[Dataset rows]
....................

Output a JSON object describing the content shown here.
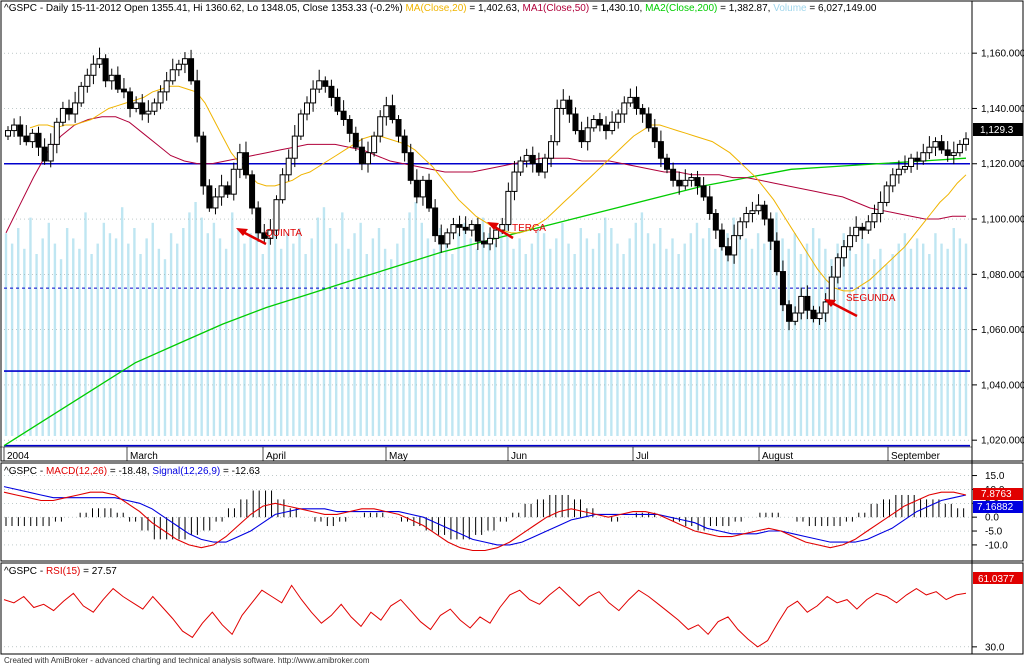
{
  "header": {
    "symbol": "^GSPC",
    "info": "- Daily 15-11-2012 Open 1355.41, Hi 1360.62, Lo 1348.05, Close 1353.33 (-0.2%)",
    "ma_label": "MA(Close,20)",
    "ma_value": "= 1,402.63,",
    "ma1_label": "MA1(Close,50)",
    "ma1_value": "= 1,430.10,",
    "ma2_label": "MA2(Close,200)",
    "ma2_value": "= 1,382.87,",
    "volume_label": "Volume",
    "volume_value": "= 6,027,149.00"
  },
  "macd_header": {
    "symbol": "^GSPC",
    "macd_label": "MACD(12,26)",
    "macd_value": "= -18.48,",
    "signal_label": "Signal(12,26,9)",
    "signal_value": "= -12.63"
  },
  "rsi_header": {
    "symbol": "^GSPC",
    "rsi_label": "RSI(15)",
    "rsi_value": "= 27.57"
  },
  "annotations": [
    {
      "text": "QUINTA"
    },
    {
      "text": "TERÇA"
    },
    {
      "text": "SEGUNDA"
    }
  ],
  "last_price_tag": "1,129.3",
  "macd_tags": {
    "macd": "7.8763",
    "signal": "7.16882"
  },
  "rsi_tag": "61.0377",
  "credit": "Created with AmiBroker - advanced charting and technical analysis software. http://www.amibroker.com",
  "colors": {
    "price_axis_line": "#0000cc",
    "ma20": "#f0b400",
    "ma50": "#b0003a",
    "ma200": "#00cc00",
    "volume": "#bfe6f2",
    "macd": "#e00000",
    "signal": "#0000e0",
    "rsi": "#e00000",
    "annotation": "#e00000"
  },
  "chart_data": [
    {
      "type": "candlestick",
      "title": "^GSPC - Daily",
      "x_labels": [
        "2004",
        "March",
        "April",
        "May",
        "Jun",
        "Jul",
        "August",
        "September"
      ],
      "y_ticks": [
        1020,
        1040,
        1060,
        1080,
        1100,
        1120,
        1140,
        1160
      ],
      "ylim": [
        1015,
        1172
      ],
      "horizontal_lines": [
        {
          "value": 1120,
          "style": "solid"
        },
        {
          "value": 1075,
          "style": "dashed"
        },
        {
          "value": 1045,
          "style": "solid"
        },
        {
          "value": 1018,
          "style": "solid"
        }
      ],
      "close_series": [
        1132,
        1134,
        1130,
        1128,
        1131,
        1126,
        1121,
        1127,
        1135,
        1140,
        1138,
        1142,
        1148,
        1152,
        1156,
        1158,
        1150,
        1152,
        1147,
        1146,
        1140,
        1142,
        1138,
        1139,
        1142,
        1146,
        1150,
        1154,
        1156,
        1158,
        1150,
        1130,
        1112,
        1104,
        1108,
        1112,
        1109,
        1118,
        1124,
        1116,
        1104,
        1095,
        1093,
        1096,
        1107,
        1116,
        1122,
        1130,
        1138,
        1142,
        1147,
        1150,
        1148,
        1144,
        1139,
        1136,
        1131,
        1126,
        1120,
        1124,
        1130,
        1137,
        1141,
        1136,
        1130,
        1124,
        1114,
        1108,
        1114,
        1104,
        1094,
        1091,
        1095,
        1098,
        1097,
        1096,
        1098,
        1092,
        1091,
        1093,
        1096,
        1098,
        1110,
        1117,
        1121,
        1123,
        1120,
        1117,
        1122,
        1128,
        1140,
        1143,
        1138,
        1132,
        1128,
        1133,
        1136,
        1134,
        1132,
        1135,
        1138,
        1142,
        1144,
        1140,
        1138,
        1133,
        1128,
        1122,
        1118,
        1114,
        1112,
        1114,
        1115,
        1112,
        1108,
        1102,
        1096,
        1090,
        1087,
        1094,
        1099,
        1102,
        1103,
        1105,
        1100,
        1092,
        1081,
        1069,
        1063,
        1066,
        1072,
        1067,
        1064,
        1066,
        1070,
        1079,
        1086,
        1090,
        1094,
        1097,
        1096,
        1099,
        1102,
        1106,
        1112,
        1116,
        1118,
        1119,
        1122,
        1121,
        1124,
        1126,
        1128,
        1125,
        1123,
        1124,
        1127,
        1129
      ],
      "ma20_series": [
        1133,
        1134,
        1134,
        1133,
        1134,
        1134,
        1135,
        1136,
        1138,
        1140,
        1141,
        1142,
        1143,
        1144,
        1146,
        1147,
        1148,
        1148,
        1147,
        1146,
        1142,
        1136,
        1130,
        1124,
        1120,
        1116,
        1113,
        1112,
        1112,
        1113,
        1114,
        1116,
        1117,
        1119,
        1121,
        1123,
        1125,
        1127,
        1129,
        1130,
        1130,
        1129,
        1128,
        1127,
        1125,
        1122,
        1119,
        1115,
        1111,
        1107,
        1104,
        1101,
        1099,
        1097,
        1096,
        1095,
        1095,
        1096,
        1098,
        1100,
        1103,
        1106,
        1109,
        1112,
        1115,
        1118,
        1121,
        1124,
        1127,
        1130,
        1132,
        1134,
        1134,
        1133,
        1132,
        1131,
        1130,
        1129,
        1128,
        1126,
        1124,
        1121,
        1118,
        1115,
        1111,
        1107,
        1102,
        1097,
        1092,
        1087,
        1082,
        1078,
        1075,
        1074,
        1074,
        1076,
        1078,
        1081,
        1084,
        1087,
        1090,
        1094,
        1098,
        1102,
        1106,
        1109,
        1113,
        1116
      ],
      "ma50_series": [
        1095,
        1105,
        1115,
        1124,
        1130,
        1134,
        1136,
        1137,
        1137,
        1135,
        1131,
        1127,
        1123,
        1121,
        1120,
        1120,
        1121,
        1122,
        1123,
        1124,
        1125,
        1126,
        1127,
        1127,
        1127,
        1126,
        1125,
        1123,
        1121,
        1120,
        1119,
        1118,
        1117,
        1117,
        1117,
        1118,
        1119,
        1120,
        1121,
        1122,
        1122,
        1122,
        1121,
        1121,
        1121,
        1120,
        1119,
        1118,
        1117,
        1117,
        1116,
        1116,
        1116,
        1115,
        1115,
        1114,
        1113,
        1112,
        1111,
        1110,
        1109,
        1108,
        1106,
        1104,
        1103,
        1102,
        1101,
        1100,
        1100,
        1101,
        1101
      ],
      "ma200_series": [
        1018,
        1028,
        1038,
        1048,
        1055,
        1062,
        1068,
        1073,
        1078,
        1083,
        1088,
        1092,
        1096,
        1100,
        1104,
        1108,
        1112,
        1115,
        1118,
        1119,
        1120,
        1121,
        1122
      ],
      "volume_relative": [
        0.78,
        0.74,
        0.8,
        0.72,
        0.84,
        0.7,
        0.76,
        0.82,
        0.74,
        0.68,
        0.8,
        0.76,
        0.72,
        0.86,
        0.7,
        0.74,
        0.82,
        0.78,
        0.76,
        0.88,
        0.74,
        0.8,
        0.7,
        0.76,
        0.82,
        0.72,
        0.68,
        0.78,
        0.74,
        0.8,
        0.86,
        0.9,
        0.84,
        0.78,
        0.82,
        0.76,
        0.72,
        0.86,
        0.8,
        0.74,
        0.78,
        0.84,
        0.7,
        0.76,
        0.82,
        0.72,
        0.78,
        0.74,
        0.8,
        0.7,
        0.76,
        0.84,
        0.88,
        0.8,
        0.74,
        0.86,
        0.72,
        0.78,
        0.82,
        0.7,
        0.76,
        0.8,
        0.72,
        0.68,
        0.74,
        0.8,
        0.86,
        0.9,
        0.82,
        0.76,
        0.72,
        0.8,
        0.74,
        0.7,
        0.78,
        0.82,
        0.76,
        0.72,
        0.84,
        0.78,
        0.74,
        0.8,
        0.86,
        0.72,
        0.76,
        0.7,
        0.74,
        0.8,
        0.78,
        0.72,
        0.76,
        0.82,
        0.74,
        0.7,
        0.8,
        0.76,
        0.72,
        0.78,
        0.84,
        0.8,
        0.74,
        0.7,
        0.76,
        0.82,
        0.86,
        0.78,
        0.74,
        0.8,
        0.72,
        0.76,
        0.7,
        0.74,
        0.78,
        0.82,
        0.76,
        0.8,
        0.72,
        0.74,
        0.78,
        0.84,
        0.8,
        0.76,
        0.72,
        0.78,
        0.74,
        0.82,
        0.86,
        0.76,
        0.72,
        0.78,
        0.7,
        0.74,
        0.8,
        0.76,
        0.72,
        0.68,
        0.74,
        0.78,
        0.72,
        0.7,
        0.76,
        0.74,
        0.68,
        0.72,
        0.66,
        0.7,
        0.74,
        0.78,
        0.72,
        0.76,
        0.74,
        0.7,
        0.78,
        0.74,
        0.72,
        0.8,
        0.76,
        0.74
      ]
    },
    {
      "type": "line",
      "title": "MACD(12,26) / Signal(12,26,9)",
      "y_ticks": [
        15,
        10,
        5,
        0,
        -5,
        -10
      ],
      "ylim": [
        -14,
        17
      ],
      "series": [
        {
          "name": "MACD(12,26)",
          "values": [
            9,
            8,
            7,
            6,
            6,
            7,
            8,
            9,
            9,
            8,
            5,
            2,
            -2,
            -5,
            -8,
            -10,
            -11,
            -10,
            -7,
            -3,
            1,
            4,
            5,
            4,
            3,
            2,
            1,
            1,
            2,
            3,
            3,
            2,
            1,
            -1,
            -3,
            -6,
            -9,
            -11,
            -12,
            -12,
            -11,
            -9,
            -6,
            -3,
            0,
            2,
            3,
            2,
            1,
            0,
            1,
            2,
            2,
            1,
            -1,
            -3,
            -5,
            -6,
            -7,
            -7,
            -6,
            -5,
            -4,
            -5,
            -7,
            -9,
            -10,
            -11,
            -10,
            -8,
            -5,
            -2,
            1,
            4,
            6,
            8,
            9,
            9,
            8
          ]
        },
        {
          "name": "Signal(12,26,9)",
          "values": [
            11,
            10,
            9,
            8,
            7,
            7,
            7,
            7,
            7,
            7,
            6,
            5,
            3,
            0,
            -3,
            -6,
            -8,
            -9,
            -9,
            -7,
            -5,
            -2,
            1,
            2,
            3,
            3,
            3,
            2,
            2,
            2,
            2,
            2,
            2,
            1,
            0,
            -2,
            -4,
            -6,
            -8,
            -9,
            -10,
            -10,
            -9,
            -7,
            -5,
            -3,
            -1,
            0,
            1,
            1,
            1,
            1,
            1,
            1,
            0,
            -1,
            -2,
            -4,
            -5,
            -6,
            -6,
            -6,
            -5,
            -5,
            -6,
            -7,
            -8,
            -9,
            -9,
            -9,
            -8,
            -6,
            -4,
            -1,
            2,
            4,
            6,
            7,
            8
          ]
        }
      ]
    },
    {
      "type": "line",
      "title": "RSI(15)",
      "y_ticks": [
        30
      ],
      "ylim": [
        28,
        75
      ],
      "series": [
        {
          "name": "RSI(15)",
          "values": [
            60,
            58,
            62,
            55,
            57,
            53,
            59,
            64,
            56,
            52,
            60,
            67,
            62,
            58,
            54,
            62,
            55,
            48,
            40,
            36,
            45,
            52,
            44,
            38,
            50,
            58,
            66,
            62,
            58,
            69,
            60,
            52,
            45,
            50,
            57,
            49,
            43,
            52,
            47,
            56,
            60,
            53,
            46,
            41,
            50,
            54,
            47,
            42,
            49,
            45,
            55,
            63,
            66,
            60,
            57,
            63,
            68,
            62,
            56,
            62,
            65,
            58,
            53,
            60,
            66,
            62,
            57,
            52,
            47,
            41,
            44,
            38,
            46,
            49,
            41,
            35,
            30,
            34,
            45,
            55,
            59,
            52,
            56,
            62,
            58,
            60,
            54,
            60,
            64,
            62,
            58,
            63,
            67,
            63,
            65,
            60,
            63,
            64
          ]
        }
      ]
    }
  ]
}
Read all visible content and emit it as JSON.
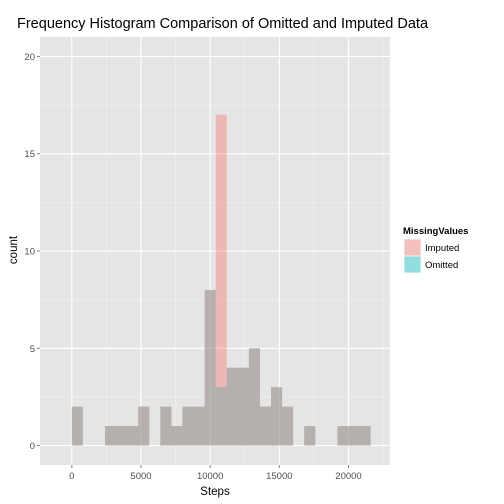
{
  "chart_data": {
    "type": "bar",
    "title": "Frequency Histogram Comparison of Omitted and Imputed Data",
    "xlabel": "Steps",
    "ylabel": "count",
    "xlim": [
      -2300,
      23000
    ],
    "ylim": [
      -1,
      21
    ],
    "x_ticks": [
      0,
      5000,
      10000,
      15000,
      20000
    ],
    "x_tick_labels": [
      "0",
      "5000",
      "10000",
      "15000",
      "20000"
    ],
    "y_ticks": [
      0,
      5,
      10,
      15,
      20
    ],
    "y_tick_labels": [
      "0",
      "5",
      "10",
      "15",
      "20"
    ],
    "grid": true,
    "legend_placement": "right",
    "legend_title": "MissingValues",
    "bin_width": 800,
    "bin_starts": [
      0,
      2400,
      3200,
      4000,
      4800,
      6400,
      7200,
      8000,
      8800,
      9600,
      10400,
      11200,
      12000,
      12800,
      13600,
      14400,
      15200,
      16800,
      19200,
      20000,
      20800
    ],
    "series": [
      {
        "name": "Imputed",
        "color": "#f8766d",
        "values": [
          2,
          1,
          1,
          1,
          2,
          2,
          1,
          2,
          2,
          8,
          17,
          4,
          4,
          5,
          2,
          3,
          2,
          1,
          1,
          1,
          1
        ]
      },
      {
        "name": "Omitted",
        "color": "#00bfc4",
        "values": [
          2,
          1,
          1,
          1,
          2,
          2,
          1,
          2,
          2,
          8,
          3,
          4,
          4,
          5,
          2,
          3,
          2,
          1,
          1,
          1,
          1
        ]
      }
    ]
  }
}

....................

__Exercise goal__: Find the word "type" in the material, then list each line that holds it.

__The output__:
      "type": "candlestick",
      "type": "line",
      "type": "line",
    "type": "bar",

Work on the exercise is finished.